In the records below, find each line containing the word "this" and copy it.

(Dataset items)
════════════════

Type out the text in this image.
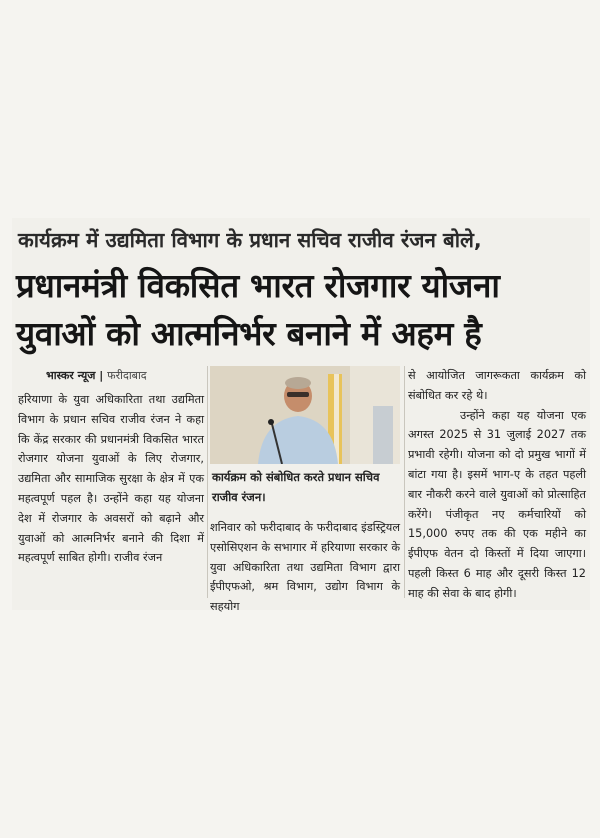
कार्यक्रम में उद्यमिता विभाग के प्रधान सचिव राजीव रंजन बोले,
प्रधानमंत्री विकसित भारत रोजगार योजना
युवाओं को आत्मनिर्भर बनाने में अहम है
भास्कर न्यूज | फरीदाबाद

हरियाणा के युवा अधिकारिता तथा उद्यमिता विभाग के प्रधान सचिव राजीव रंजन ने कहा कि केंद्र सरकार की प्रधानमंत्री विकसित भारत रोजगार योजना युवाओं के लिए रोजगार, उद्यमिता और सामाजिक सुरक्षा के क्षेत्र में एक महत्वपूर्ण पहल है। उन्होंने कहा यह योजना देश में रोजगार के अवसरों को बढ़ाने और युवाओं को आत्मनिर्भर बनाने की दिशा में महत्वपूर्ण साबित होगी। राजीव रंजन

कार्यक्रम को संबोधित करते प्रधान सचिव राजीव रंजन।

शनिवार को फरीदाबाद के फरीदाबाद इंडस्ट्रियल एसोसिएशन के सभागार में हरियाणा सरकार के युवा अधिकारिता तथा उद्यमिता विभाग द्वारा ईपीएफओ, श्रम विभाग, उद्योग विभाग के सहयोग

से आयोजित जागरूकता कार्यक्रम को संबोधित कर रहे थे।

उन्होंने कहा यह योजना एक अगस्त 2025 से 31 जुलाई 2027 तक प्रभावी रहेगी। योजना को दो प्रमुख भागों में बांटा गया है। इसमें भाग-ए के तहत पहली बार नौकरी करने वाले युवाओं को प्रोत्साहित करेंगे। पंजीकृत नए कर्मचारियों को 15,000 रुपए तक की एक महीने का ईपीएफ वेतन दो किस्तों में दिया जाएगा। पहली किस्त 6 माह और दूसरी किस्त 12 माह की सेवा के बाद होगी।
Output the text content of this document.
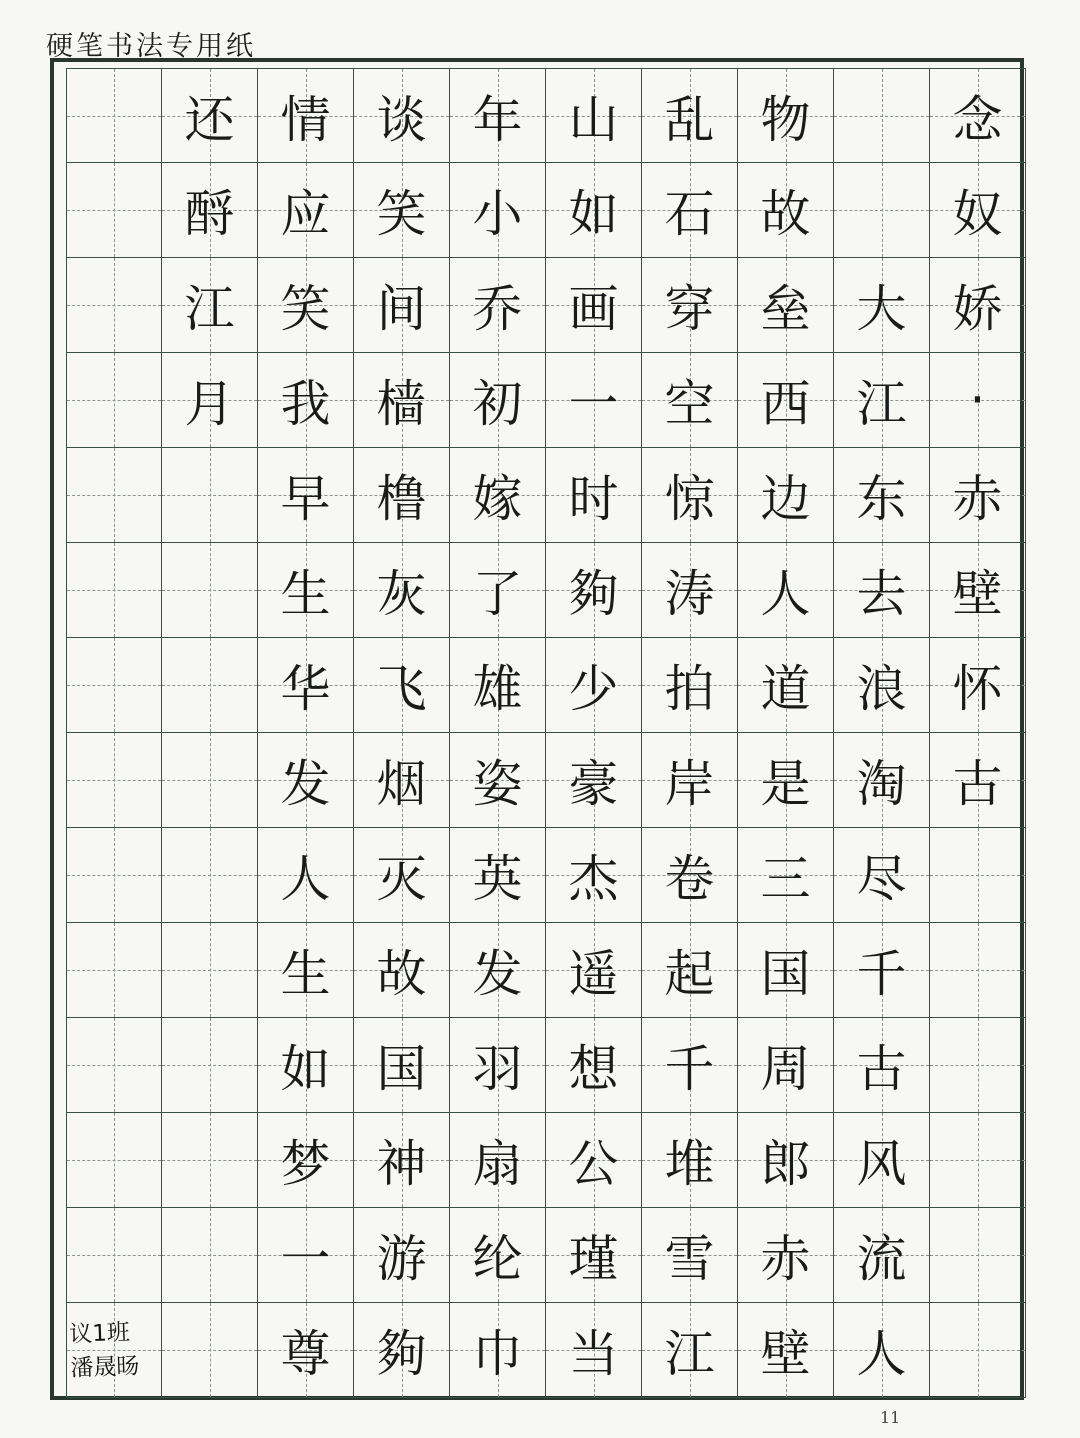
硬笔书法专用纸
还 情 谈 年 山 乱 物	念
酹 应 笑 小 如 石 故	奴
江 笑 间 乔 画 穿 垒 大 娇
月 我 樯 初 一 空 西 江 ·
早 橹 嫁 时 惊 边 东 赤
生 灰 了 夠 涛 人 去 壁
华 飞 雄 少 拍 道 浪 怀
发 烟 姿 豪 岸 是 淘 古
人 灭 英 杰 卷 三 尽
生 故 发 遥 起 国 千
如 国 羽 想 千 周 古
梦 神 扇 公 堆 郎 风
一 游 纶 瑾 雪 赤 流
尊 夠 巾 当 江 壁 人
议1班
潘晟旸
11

════════════════

* Answer *
Type out the text in this image.
Output the text content of this document.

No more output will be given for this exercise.